-- Requirements --
Reproduce each line exactly, including spacing and punctuation.

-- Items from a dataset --
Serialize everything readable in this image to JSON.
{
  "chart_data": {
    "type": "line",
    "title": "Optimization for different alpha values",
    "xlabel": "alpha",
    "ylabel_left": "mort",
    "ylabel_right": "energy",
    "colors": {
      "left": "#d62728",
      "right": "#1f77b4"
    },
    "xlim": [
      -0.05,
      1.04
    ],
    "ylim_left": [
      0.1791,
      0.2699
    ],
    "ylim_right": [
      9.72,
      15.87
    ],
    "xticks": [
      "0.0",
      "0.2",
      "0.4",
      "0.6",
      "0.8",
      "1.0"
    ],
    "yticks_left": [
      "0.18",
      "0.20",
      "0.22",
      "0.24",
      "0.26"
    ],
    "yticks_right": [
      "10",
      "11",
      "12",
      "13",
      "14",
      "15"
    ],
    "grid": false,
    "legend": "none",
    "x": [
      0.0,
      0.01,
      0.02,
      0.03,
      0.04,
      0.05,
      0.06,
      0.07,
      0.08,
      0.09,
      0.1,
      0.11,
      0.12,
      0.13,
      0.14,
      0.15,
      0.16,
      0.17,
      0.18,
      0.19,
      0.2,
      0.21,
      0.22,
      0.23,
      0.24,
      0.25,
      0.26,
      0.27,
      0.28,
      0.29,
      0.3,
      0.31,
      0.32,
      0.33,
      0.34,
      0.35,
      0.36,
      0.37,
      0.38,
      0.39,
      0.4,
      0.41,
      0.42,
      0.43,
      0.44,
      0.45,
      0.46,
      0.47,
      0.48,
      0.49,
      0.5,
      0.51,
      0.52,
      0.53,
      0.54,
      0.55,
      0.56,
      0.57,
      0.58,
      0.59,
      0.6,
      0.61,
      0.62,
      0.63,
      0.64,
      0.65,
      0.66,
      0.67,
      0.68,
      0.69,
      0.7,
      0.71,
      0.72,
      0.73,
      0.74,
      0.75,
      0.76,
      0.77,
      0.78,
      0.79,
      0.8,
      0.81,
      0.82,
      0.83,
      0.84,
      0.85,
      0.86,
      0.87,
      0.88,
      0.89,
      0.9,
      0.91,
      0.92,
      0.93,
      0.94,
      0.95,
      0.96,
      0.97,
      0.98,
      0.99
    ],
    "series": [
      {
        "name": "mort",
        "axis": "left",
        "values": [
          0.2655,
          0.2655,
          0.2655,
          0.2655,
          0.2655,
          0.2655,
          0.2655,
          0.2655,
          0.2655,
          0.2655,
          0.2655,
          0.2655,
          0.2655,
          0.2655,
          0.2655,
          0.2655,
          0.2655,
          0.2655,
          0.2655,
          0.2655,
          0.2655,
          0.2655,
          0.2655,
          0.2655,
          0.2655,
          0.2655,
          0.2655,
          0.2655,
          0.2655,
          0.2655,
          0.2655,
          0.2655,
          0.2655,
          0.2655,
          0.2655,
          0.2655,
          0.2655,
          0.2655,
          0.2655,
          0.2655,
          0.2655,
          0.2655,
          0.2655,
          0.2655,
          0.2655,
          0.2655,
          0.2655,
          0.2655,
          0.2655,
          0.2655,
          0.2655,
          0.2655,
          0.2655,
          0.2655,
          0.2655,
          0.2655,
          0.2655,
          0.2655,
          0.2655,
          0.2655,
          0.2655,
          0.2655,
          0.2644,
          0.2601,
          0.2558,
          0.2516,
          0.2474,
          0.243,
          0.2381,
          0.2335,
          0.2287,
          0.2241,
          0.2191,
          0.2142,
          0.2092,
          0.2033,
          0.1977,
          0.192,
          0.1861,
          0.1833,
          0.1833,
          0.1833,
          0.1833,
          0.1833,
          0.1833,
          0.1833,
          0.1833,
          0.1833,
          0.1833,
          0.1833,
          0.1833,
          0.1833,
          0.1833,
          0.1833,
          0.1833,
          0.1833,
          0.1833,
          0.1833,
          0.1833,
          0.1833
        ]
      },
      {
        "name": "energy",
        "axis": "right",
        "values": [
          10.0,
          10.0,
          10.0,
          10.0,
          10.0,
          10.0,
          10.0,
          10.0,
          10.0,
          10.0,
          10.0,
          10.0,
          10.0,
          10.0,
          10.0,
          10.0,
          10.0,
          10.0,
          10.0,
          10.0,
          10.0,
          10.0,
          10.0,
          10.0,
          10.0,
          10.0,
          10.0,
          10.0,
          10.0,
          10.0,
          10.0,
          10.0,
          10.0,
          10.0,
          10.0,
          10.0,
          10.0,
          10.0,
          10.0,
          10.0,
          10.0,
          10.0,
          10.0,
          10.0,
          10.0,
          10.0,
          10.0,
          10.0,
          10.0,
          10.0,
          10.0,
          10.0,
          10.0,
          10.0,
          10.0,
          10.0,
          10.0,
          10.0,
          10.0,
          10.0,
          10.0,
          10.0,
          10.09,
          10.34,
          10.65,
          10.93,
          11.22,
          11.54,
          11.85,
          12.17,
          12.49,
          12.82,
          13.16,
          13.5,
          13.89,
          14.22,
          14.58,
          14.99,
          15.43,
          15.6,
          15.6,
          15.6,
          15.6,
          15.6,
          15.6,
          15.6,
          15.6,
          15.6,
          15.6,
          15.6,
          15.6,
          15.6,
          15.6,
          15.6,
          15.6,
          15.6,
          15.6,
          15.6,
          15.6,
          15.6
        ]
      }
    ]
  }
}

-- Task response --
Serialize everything readable in this image to JSON.
{
  "chart_data": {
    "type": "line",
    "title": "Optimization for different alpha values",
    "xlabel": "alpha",
    "ylabel_left": "mort",
    "ylabel_right": "energy",
    "colors": {
      "left": "#d62728",
      "right": "#1f77b4"
    },
    "xlim": [
      -0.05,
      1.04
    ],
    "ylim_left": [
      0.1791,
      0.2699
    ],
    "ylim_right": [
      9.72,
      15.87
    ],
    "xticks": [
      "0.0",
      "0.2",
      "0.4",
      "0.6",
      "0.8",
      "1.0"
    ],
    "yticks_left": [
      "0.18",
      "0.20",
      "0.22",
      "0.24",
      "0.26"
    ],
    "yticks_right": [
      "10",
      "11",
      "12",
      "13",
      "14",
      "15"
    ],
    "grid": false,
    "legend": "none",
    "x": [
      0.0,
      0.01,
      0.02,
      0.03,
      0.04,
      0.05,
      0.06,
      0.07,
      0.08,
      0.09,
      0.1,
      0.11,
      0.12,
      0.13,
      0.14,
      0.15,
      0.16,
      0.17,
      0.18,
      0.19,
      0.2,
      0.21,
      0.22,
      0.23,
      0.24,
      0.25,
      0.26,
      0.27,
      0.28,
      0.29,
      0.3,
      0.31,
      0.32,
      0.33,
      0.34,
      0.35,
      0.36,
      0.37,
      0.38,
      0.39,
      0.4,
      0.41,
      0.42,
      0.43,
      0.44,
      0.45,
      0.46,
      0.47,
      0.48,
      0.49,
      0.5,
      0.51,
      0.52,
      0.53,
      0.54,
      0.55,
      0.56,
      0.57,
      0.58,
      0.59,
      0.6,
      0.61,
      0.62,
      0.63,
      0.64,
      0.65,
      0.66,
      0.67,
      0.68,
      0.69,
      0.7,
      0.71,
      0.72,
      0.73,
      0.74,
      0.75,
      0.76,
      0.77,
      0.78,
      0.79,
      0.8,
      0.81,
      0.82,
      0.83,
      0.84,
      0.85,
      0.86,
      0.87,
      0.88,
      0.89,
      0.9,
      0.91,
      0.92,
      0.93,
      0.94,
      0.95,
      0.96,
      0.97,
      0.98,
      0.99
    ],
    "series": [
      {
        "name": "mort",
        "axis": "left",
        "values": [
          0.2655,
          0.2655,
          0.2655,
          0.2655,
          0.2655,
          0.2655,
          0.2655,
          0.2655,
          0.2655,
          0.2655,
          0.2655,
          0.2655,
          0.2655,
          0.2655,
          0.2655,
          0.2655,
          0.2655,
          0.2655,
          0.2655,
          0.2655,
          0.2655,
          0.2655,
          0.2655,
          0.2655,
          0.2655,
          0.2655,
          0.2655,
          0.2655,
          0.2655,
          0.2655,
          0.2655,
          0.2655,
          0.2655,
          0.2655,
          0.2655,
          0.2655,
          0.2655,
          0.2655,
          0.2655,
          0.2655,
          0.2655,
          0.2655,
          0.2655,
          0.2655,
          0.2655,
          0.2655,
          0.2655,
          0.2655,
          0.2655,
          0.2655,
          0.2655,
          0.2655,
          0.2655,
          0.2655,
          0.2655,
          0.2655,
          0.2655,
          0.2655,
          0.2655,
          0.2655,
          0.2655,
          0.2655,
          0.2644,
          0.2601,
          0.2558,
          0.2516,
          0.2474,
          0.243,
          0.2381,
          0.2335,
          0.2287,
          0.2241,
          0.2191,
          0.2142,
          0.2092,
          0.2033,
          0.1977,
          0.192,
          0.1861,
          0.1833,
          0.1833,
          0.1833,
          0.1833,
          0.1833,
          0.1833,
          0.1833,
          0.1833,
          0.1833,
          0.1833,
          0.1833,
          0.1833,
          0.1833,
          0.1833,
          0.1833,
          0.1833,
          0.1833,
          0.1833,
          0.1833,
          0.1833,
          0.1833
        ]
      },
      {
        "name": "energy",
        "axis": "right",
        "values": [
          10.0,
          10.0,
          10.0,
          10.0,
          10.0,
          10.0,
          10.0,
          10.0,
          10.0,
          10.0,
          10.0,
          10.0,
          10.0,
          10.0,
          10.0,
          10.0,
          10.0,
          10.0,
          10.0,
          10.0,
          10.0,
          10.0,
          10.0,
          10.0,
          10.0,
          10.0,
          10.0,
          10.0,
          10.0,
          10.0,
          10.0,
          10.0,
          10.0,
          10.0,
          10.0,
          10.0,
          10.0,
          10.0,
          10.0,
          10.0,
          10.0,
          10.0,
          10.0,
          10.0,
          10.0,
          10.0,
          10.0,
          10.0,
          10.0,
          10.0,
          10.0,
          10.0,
          10.0,
          10.0,
          10.0,
          10.0,
          10.0,
          10.0,
          10.0,
          10.0,
          10.0,
          10.0,
          10.09,
          10.34,
          10.65,
          10.93,
          11.22,
          11.54,
          11.85,
          12.17,
          12.49,
          12.82,
          13.16,
          13.5,
          13.89,
          14.22,
          14.58,
          14.99,
          15.43,
          15.6,
          15.6,
          15.6,
          15.6,
          15.6,
          15.6,
          15.6,
          15.6,
          15.6,
          15.6,
          15.6,
          15.6,
          15.6,
          15.6,
          15.6,
          15.6,
          15.6,
          15.6,
          15.6,
          15.6,
          15.6
        ]
      }
    ]
  }
}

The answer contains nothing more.